Passage shown
---

Capitalist Accumulation
and Unemployment
Social control does not
tell the complete story of disabled peoples’ segregation and ensuing
institutionalization. By placing the focus on “cure,” and by segregating
“incurables” into the administrative category of “disabled,” the medical
industry bolstered capitalist business interests and shoved less
exploitable workers with impairments, or those who obstructed capital
accumulation, out of the workforce.
Ten years after
passage of the Americans with Disabilities Act (ADA), the unemployment
rate of disabled people has barely budged from its chronic 65–71
percent. This appalling figure remains steadfast despite a growing U.S.
economy, a low aggregate national official unemployment rate (4.2
percent), advances in technology which have expanded the range of jobs
disabled workers can perform, and a poll showing that over 70 percent of
working-age disabled persons say they would prefer to have a job.
According to a recent study, while many Americans reaped higher incomes
from an economy that created a record number of new jobs during seven
years of continuous economic growth (1992-1998), the employment rates of
disabled men and women continued to fall.8
When Congress enacted the
ADA, it specified three major goals: elimination of arbitrary barriers
faced by disabled persons; an end to inequality of opportunity; and a
reduction in unnecessary dependency and unrealized productivity.

---

Task item
According to the passage on disability and unemployment, what three major goals did Congress specify when it enacted the ADA?

---

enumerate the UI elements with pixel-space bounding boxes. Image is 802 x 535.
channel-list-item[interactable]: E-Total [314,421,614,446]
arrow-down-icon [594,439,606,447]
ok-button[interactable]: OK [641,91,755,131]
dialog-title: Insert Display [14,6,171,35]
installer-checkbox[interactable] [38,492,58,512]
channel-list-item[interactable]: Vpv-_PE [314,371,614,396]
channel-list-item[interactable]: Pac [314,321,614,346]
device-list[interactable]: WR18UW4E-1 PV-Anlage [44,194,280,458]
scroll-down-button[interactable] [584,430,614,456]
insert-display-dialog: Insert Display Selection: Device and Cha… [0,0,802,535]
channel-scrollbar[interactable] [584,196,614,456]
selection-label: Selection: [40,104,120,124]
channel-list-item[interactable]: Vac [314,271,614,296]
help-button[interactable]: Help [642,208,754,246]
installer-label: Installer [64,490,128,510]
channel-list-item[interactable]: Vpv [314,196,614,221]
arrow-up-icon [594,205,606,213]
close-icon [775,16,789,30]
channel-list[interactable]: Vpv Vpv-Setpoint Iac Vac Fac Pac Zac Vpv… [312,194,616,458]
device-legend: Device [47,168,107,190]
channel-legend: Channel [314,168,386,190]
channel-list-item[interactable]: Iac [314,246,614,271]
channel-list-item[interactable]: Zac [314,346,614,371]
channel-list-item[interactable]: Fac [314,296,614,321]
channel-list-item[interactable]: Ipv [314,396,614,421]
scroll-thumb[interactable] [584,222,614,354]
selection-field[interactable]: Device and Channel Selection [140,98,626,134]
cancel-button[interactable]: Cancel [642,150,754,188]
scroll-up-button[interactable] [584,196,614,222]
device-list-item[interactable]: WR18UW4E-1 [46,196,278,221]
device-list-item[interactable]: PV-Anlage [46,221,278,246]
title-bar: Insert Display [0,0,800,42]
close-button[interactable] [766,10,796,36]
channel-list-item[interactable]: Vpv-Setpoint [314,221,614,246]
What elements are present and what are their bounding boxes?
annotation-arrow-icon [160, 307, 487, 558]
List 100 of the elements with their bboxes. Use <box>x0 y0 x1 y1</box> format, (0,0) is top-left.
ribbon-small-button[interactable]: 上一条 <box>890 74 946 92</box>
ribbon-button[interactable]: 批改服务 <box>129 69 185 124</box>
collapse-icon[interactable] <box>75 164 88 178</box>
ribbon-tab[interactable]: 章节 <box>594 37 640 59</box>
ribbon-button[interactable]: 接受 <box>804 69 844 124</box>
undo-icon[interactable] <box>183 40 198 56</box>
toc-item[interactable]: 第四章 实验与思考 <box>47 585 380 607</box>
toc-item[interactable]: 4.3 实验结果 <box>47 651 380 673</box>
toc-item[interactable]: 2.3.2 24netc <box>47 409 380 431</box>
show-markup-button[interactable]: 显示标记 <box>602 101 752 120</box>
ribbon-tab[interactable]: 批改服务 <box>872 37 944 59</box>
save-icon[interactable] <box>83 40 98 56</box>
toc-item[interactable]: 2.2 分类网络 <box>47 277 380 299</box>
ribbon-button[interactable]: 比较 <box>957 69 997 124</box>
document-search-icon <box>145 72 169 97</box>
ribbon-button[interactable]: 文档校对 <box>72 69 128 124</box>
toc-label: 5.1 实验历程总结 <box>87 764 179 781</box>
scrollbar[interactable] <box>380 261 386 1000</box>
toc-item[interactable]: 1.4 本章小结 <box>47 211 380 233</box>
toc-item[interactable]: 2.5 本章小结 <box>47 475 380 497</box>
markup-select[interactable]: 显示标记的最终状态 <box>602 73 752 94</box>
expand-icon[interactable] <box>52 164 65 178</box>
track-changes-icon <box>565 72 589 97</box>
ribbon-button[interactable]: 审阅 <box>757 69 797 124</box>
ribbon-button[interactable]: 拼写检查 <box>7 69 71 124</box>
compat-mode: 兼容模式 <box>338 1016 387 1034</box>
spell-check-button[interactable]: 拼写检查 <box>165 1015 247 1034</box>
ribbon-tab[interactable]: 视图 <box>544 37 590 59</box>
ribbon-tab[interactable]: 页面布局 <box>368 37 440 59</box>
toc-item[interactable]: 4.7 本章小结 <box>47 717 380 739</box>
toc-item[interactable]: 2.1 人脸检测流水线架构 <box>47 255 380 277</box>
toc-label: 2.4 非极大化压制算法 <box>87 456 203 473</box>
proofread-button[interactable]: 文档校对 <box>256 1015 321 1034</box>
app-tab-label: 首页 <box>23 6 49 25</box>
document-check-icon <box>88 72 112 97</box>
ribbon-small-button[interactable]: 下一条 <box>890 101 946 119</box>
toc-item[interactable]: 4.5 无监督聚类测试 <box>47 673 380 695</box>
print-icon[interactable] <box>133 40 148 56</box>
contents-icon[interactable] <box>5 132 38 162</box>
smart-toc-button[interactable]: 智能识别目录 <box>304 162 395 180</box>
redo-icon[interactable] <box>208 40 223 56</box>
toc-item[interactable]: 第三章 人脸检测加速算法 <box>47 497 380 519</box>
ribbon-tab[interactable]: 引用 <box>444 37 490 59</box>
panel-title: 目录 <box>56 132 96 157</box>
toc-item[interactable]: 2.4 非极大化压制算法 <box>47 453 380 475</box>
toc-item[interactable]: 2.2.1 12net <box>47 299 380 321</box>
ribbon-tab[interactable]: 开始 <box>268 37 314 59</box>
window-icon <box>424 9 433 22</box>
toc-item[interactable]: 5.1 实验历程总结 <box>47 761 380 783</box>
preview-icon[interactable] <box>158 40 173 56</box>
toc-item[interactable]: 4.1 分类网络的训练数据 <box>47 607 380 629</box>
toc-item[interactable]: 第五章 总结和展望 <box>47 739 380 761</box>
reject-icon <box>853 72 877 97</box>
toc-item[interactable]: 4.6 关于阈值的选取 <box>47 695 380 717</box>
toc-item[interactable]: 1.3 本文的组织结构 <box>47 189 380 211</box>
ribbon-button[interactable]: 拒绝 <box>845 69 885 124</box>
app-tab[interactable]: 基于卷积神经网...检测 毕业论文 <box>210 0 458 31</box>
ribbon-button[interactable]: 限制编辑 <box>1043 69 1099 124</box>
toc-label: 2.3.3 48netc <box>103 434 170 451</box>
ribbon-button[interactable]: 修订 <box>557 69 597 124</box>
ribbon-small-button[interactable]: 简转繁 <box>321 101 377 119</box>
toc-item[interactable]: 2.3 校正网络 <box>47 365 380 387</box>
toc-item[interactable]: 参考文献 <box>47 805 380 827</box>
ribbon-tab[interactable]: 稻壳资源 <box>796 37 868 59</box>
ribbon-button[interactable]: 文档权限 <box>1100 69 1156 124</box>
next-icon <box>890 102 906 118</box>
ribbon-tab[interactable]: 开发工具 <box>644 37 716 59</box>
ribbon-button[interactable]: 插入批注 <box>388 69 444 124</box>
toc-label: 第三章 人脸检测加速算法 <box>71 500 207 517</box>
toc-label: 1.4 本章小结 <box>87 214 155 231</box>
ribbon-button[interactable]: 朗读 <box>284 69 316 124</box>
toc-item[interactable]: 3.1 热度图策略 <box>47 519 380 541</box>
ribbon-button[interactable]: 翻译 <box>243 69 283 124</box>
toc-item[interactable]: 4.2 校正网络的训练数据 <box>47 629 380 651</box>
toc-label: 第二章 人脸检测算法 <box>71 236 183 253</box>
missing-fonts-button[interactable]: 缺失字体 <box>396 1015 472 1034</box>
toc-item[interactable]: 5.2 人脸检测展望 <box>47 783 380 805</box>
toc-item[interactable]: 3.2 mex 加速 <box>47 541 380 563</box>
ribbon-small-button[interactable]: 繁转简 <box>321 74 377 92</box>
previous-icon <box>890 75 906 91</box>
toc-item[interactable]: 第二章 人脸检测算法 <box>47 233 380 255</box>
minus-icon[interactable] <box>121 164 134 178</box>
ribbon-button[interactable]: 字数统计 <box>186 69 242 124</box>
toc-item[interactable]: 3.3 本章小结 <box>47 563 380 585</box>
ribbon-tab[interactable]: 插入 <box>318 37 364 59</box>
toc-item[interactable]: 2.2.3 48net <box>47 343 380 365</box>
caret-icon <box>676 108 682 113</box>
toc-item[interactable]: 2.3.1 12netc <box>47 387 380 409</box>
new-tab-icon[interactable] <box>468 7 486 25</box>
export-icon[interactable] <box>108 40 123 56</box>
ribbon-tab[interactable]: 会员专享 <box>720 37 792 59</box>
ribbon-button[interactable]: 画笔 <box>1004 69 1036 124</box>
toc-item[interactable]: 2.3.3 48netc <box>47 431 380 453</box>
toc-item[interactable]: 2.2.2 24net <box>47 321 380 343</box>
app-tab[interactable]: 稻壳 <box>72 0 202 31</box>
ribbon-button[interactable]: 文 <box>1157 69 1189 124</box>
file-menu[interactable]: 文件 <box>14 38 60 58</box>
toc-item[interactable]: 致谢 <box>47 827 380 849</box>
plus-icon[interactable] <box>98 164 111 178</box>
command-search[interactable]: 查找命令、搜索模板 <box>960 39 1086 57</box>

---

Answer
Eliminating arbitrary barriers faced by disabled persons, ending inequality of opportunity, and reducing unnecessary dependency and unrealized productivity.